Stated problem: Copy every item below verbatim, keeping each line unchanged and in its original order.

Dataset entries:

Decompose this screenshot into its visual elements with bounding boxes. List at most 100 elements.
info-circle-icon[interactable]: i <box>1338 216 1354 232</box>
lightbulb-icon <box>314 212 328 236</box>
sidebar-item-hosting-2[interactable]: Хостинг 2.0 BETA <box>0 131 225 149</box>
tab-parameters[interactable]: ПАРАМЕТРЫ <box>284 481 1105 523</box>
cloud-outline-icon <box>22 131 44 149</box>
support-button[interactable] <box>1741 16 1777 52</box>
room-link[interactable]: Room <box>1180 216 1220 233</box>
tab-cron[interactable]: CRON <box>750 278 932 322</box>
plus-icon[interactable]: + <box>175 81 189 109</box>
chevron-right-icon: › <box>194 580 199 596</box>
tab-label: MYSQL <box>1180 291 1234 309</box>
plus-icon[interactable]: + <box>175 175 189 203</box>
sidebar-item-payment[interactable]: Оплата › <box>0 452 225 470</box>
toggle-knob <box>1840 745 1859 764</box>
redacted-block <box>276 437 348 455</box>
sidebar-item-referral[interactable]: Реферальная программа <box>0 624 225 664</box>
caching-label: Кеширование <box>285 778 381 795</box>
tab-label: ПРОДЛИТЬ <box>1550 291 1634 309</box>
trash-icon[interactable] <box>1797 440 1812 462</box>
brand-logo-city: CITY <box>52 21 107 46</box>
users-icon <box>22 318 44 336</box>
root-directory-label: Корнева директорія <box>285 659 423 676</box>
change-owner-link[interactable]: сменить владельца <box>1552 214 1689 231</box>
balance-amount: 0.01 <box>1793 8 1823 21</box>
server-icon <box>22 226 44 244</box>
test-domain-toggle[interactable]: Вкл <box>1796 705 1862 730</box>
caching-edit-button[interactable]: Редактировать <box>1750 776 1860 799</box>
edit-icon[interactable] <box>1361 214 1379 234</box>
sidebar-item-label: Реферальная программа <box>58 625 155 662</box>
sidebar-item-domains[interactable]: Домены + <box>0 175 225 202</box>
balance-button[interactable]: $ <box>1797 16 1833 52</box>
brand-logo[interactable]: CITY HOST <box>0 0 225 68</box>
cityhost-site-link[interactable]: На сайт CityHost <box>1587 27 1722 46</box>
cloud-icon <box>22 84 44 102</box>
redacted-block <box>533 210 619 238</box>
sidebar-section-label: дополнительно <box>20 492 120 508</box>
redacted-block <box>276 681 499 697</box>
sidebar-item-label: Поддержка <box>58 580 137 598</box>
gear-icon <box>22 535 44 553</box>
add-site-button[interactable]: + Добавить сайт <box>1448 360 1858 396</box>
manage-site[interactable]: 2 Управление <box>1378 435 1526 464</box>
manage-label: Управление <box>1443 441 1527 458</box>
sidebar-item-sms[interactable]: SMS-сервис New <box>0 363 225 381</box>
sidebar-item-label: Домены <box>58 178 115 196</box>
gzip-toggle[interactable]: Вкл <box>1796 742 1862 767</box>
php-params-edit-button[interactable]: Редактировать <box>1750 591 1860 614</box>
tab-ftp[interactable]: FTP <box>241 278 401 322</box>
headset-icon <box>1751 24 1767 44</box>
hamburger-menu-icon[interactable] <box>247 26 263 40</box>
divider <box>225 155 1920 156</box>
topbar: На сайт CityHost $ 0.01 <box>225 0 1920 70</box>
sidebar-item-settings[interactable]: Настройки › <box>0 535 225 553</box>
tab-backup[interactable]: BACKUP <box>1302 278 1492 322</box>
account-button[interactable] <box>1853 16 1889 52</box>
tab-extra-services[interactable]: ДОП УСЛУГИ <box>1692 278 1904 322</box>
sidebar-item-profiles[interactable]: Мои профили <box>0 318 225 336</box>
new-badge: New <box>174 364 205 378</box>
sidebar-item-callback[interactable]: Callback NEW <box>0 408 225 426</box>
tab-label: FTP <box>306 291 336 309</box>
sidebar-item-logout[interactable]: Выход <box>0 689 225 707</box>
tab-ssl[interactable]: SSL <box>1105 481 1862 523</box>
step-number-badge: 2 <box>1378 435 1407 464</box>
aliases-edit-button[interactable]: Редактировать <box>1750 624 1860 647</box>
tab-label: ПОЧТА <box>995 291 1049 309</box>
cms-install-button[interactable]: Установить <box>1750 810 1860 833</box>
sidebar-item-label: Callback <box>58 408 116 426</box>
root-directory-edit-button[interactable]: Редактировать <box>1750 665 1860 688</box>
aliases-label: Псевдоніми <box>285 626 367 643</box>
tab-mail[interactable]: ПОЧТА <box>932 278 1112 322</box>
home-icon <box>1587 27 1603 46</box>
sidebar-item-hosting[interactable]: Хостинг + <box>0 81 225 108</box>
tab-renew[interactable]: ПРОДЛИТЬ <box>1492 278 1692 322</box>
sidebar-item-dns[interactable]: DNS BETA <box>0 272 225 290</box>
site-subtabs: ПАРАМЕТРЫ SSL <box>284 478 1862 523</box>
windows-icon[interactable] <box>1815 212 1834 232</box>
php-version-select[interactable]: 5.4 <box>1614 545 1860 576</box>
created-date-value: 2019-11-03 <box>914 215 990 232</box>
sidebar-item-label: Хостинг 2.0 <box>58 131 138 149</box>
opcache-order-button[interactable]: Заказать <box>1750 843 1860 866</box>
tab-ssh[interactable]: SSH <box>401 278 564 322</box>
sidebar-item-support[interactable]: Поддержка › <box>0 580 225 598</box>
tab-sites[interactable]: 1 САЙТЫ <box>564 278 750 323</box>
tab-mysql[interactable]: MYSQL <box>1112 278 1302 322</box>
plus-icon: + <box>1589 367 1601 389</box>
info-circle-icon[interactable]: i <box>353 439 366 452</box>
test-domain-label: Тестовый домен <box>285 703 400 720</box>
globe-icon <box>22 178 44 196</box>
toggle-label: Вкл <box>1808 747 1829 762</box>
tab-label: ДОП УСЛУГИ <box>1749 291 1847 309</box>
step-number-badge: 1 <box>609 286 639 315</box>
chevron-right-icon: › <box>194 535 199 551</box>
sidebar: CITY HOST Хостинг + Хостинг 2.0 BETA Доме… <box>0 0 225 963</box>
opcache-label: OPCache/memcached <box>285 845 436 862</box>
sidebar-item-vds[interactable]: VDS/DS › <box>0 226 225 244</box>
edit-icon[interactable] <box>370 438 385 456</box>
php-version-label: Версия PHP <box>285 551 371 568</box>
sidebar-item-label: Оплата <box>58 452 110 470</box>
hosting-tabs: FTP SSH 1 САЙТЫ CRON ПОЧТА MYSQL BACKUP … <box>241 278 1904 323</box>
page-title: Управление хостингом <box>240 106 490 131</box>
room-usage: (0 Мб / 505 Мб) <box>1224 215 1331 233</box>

Completed exercise:
Decompose this screenshot into its visual elements with bounding boxes. List at most 100 elements.
info-circle-icon[interactable]: i <box>1338 216 1354 232</box>
lightbulb-icon <box>314 212 328 236</box>
sidebar-item-hosting-2[interactable]: Хостинг 2.0 BETA <box>0 131 225 149</box>
tab-parameters[interactable]: ПАРАМЕТРЫ <box>284 481 1105 523</box>
cloud-outline-icon <box>22 131 44 149</box>
support-button[interactable] <box>1741 16 1777 52</box>
room-link[interactable]: Room <box>1180 216 1220 233</box>
tab-cron[interactable]: CRON <box>750 278 932 322</box>
plus-icon[interactable]: + <box>175 81 189 109</box>
chevron-right-icon: › <box>194 580 199 596</box>
tab-label: MYSQL <box>1180 291 1234 309</box>
plus-icon[interactable]: + <box>175 175 189 203</box>
sidebar-item-payment[interactable]: Оплата › <box>0 452 225 470</box>
toggle-knob <box>1840 745 1859 764</box>
redacted-block <box>276 437 348 455</box>
sidebar-item-referral[interactable]: Реферальная программа <box>0 624 225 664</box>
caching-label: Кеширование <box>285 778 381 795</box>
tab-label: ПРОДЛИТЬ <box>1550 291 1634 309</box>
trash-icon[interactable] <box>1797 440 1812 462</box>
brand-logo-city: CITY <box>52 21 107 46</box>
users-icon <box>22 318 44 336</box>
root-directory-label: Корнева директорія <box>285 659 423 676</box>
change-owner-link[interactable]: сменить владельца <box>1552 214 1689 231</box>
balance-amount: 0.01 <box>1793 8 1823 21</box>
server-icon <box>22 226 44 244</box>
test-domain-toggle[interactable]: Вкл <box>1796 705 1862 730</box>
caching-edit-button[interactable]: Редактировать <box>1750 776 1860 799</box>
edit-icon[interactable] <box>1361 214 1379 234</box>
sidebar-item-label: Реферальная программа <box>58 625 155 662</box>
sidebar-item-domains[interactable]: Домены + <box>0 175 225 202</box>
balance-button[interactable]: $ <box>1797 16 1833 52</box>
brand-logo[interactable]: CITY HOST <box>0 0 225 68</box>
cityhost-site-link[interactable]: На сайт CityHost <box>1587 27 1722 46</box>
cloud-icon <box>22 84 44 102</box>
redacted-block <box>533 210 619 238</box>
sidebar-section-label: дополнительно <box>20 492 120 508</box>
redacted-block <box>276 681 499 697</box>
sidebar-item-label: Поддержка <box>58 580 137 598</box>
gear-icon <box>22 535 44 553</box>
add-site-button[interactable]: + Добавить сайт <box>1448 360 1858 396</box>
manage-site[interactable]: 2 Управление <box>1378 435 1526 464</box>
manage-label: Управление <box>1443 441 1527 458</box>
sidebar-item-sms[interactable]: SMS-сервис New <box>0 363 225 381</box>
sidebar-item-label: Домены <box>58 178 115 196</box>
gzip-toggle[interactable]: Вкл <box>1796 742 1862 767</box>
php-params-edit-button[interactable]: Редактировать <box>1750 591 1860 614</box>
tab-ftp[interactable]: FTP <box>241 278 401 322</box>
headset-icon <box>1751 24 1767 44</box>
hamburger-menu-icon[interactable] <box>247 26 263 40</box>
divider <box>225 155 1920 156</box>
topbar: На сайт CityHost $ 0.01 <box>225 0 1920 70</box>
sidebar-item-settings[interactable]: Настройки › <box>0 535 225 553</box>
tab-backup[interactable]: BACKUP <box>1302 278 1492 322</box>
account-button[interactable] <box>1853 16 1889 52</box>
tab-extra-services[interactable]: ДОП УСЛУГИ <box>1692 278 1904 322</box>
sidebar-item-profiles[interactable]: Мои профили <box>0 318 225 336</box>
new-badge: New <box>174 364 205 378</box>
sidebar-item-callback[interactable]: Callback NEW <box>0 408 225 426</box>
tab-label: FTP <box>306 291 336 309</box>
sidebar-item-logout[interactable]: Выход <box>0 689 225 707</box>
tab-ssl[interactable]: SSL <box>1105 481 1862 523</box>
step-number-badge: 2 <box>1378 435 1407 464</box>
aliases-edit-button[interactable]: Редактировать <box>1750 624 1860 647</box>
tab-label: ПОЧТА <box>995 291 1049 309</box>
cms-install-button[interactable]: Установить <box>1750 810 1860 833</box>
sidebar-item-label: Callback <box>58 408 116 426</box>
root-directory-edit-button[interactable]: Редактировать <box>1750 665 1860 688</box>
aliases-label: Псевдоніми <box>285 626 367 643</box>
tab-mail[interactable]: ПОЧТА <box>932 278 1112 322</box>
home-icon <box>1587 27 1603 46</box>
sidebar-item-hosting[interactable]: Хостинг + <box>0 81 225 108</box>
tab-renew[interactable]: ПРОДЛИТЬ <box>1492 278 1692 322</box>
sidebar-item-dns[interactable]: DNS BETA <box>0 272 225 290</box>
site-subtabs: ПАРАМЕТРЫ SSL <box>284 478 1862 523</box>
windows-icon[interactable] <box>1815 212 1834 232</box>
php-version-select[interactable]: 5.4 <box>1614 545 1860 576</box>
created-date-value: 2019-11-03 <box>914 215 990 232</box>
sidebar-item-label: Хостинг 2.0 <box>58 131 138 149</box>
opcache-order-button[interactable]: Заказать <box>1750 843 1860 866</box>
tab-ssh[interactable]: SSH <box>401 278 564 322</box>
sidebar-item-support[interactable]: Поддержка › <box>0 580 225 598</box>
tab-sites[interactable]: 1 САЙТЫ <box>564 278 750 323</box>
tab-mysql[interactable]: MYSQL <box>1112 278 1302 322</box>
plus-icon: + <box>1589 367 1601 389</box>
info-circle-icon[interactable]: i <box>353 439 366 452</box>
test-domain-label: Тестовый домен <box>285 703 400 720</box>
globe-icon <box>22 178 44 196</box>
toggle-label: Вкл <box>1808 747 1829 762</box>
tab-label: ДОП УСЛУГИ <box>1749 291 1847 309</box>
step-number-badge: 1 <box>609 286 639 315</box>
chevron-right-icon: › <box>194 535 199 551</box>
sidebar: CITY HOST Хостинг + Хостинг 2.0 BETA Доме… <box>0 0 225 963</box>
opcache-label: OPCache/memcached <box>285 845 436 862</box>
sidebar-item-vds[interactable]: VDS/DS › <box>0 226 225 244</box>
edit-icon[interactable] <box>370 438 385 456</box>
php-version-label: Версия PHP <box>285 551 371 568</box>
sidebar-item-label: Оплата <box>58 452 110 470</box>
hosting-tabs: FTP SSH 1 САЙТЫ CRON ПОЧТА MYSQL BACKUP … <box>241 278 1904 323</box>
page-title: Управление хостингом <box>240 106 490 131</box>
room-usage: (0 Мб / 505 Мб) <box>1224 215 1331 233</box>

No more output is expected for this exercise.